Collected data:
----

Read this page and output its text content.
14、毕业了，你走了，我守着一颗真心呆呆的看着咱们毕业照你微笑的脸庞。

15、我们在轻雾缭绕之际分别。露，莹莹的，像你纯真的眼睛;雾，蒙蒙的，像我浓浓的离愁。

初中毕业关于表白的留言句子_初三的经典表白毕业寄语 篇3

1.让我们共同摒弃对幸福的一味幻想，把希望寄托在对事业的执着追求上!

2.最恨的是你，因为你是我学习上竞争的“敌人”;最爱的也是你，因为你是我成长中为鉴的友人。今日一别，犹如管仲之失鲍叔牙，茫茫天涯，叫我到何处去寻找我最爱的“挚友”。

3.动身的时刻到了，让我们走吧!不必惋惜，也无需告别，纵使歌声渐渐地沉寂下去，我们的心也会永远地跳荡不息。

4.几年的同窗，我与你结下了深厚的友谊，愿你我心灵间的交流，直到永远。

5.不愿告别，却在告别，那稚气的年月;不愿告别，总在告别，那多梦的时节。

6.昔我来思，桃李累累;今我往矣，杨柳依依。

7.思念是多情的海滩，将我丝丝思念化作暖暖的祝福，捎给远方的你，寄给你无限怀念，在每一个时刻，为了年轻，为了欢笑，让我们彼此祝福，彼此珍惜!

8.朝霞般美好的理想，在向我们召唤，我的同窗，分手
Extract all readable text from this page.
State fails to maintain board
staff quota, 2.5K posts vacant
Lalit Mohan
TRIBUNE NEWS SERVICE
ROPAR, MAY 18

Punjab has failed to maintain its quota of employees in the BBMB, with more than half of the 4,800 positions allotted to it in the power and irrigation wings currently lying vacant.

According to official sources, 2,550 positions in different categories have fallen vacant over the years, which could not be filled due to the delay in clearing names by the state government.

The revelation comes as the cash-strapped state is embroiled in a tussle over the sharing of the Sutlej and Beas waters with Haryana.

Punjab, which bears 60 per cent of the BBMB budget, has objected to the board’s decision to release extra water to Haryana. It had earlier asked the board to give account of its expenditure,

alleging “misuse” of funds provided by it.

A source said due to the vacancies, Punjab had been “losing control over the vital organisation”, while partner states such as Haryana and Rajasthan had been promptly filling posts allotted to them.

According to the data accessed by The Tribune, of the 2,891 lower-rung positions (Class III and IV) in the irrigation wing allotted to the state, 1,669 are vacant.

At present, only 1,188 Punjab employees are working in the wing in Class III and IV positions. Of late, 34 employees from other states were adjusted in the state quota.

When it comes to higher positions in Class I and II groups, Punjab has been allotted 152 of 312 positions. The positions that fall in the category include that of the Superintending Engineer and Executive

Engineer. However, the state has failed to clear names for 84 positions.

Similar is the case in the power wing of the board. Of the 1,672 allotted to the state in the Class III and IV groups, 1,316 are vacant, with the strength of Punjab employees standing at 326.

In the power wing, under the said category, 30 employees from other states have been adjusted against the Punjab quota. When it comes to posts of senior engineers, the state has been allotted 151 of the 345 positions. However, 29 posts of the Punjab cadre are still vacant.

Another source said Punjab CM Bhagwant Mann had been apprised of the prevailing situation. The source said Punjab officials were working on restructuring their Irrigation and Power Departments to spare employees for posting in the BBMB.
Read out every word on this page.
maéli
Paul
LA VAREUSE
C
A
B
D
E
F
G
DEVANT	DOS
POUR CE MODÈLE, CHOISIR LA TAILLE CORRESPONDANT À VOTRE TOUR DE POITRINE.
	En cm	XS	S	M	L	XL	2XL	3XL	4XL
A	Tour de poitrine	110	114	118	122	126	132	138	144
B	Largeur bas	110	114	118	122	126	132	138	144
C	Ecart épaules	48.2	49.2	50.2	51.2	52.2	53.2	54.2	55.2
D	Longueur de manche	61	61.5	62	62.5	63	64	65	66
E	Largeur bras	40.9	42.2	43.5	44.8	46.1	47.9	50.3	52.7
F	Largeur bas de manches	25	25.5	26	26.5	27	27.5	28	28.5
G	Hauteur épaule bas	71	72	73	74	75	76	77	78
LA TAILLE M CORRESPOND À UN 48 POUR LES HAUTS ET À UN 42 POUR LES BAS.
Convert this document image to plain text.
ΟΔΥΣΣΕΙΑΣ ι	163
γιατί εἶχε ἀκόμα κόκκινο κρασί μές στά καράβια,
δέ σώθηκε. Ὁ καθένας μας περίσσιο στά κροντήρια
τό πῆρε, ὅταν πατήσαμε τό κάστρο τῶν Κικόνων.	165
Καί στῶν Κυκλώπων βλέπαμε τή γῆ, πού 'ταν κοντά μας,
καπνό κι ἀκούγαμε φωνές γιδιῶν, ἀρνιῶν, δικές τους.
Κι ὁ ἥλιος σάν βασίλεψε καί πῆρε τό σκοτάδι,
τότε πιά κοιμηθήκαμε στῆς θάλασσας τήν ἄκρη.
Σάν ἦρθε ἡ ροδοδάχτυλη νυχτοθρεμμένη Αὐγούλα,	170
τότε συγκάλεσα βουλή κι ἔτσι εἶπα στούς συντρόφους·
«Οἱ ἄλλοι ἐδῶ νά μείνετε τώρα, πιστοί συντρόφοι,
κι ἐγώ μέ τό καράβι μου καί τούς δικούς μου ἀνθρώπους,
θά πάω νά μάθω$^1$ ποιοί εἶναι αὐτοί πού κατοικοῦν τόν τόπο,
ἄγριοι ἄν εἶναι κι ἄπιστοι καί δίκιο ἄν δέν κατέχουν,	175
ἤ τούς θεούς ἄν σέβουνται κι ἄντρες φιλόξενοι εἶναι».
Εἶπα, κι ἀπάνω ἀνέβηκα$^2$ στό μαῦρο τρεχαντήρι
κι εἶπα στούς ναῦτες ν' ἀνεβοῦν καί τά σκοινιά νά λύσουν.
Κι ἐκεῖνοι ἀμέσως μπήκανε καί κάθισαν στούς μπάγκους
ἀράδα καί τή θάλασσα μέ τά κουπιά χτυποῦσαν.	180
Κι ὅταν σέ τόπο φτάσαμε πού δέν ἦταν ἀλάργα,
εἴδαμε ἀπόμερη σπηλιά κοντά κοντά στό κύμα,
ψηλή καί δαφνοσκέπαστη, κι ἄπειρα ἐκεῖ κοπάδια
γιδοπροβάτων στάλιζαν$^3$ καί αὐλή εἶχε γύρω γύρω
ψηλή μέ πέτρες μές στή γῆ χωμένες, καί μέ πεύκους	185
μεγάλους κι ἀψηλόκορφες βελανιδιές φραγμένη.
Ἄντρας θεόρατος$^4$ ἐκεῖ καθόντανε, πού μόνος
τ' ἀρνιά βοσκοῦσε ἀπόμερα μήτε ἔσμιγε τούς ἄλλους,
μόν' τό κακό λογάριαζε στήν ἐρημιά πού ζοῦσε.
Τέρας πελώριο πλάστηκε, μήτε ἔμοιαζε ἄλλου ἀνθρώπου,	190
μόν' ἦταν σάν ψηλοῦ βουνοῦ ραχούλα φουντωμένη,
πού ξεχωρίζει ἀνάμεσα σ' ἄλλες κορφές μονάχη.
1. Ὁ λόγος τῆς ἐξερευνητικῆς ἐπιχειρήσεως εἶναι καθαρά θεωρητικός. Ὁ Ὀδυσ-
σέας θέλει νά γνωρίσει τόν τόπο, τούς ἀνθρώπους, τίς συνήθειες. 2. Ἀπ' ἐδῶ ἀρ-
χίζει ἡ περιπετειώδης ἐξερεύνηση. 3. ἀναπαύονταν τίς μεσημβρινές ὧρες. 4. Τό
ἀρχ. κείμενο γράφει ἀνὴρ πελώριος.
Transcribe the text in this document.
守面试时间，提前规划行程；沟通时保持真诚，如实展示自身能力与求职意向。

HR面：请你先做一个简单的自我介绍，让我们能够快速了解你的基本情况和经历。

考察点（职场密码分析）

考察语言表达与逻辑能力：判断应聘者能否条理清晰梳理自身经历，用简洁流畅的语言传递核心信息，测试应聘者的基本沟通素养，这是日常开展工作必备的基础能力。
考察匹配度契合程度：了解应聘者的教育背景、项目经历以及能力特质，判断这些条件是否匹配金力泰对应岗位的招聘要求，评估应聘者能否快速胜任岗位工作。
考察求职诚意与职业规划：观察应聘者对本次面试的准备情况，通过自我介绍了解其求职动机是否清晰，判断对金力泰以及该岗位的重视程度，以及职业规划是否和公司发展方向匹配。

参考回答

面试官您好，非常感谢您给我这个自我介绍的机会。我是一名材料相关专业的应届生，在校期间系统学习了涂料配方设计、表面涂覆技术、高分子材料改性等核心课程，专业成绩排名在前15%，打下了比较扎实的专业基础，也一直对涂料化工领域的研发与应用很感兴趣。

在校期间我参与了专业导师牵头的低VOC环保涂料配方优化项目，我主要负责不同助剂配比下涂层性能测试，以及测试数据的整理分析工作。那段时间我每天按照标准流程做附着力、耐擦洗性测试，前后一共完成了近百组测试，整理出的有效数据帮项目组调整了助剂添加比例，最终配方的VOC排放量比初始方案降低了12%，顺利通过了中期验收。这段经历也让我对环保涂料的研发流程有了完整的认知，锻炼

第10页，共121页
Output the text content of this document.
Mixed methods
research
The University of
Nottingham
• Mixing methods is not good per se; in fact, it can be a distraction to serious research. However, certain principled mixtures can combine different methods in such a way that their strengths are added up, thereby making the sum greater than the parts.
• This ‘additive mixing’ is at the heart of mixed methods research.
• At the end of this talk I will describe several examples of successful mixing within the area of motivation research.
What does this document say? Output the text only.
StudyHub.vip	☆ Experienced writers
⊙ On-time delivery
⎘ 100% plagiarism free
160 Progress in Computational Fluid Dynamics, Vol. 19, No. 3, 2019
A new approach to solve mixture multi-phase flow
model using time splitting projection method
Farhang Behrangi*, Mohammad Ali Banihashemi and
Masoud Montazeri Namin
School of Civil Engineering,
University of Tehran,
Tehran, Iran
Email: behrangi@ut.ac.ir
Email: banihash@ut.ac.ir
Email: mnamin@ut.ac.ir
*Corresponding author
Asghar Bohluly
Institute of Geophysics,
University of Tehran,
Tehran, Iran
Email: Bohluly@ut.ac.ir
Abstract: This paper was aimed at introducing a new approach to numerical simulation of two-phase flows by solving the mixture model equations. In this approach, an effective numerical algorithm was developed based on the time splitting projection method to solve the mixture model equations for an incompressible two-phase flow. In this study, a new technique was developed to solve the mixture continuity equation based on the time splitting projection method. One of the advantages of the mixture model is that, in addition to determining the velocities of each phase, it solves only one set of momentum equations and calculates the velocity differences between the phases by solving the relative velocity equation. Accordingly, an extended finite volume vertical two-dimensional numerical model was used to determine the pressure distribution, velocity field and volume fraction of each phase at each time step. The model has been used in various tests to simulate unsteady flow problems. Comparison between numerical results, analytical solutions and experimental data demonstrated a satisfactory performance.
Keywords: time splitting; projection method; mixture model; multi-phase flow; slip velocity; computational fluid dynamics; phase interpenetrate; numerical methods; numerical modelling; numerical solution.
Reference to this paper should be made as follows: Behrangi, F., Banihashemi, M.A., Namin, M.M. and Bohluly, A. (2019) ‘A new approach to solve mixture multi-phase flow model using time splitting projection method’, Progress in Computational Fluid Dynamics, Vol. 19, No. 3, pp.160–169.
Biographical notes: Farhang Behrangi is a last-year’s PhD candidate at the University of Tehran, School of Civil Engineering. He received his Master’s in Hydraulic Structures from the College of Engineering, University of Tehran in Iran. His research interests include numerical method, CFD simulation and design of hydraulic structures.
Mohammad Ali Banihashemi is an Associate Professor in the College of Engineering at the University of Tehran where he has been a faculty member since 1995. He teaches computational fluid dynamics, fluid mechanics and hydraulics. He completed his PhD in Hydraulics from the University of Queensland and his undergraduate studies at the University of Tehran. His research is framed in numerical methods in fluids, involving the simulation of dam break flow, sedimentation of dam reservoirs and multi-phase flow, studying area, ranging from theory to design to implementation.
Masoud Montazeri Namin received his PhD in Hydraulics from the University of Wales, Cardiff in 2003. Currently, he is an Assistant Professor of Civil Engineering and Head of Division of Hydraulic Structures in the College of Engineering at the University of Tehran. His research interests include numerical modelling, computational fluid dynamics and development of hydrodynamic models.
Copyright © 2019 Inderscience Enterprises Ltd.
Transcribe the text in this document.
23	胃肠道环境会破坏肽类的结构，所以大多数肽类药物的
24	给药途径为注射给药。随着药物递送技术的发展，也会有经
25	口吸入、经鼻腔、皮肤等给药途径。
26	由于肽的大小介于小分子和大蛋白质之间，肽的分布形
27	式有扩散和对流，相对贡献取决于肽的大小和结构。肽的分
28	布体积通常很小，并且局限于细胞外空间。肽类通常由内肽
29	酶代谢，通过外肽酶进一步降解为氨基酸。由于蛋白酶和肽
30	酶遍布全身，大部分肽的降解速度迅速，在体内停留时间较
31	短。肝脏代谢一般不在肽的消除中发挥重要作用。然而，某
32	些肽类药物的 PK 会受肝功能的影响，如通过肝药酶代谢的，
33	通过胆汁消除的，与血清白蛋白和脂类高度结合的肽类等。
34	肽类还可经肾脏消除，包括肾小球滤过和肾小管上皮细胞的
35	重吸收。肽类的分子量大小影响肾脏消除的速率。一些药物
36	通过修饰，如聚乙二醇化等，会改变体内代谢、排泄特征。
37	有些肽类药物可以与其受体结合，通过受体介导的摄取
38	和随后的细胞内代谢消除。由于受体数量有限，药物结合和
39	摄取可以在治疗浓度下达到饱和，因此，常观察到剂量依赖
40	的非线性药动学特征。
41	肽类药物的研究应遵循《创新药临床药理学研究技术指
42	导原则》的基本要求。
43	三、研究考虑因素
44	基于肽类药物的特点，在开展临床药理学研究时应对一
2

----

WHAT TO PRODUCE:
Look over the records above and copy each line that includes the string "their".

OUTPUT FOR THIS TASK:
Another source said Punjab CM Bhagwant Mann had been apprised of the prevailing situation. The source said Punjab officials were working on restructuring their Irrigation and Power Departments to spare employees for posting in the BBMB.
• Mixing methods is not good per se; in fact, it can be a distraction to serious research. However, certain principled mixtures can combine different methods in such a way that their strengths are added up, thereby making the sum greater than the parts.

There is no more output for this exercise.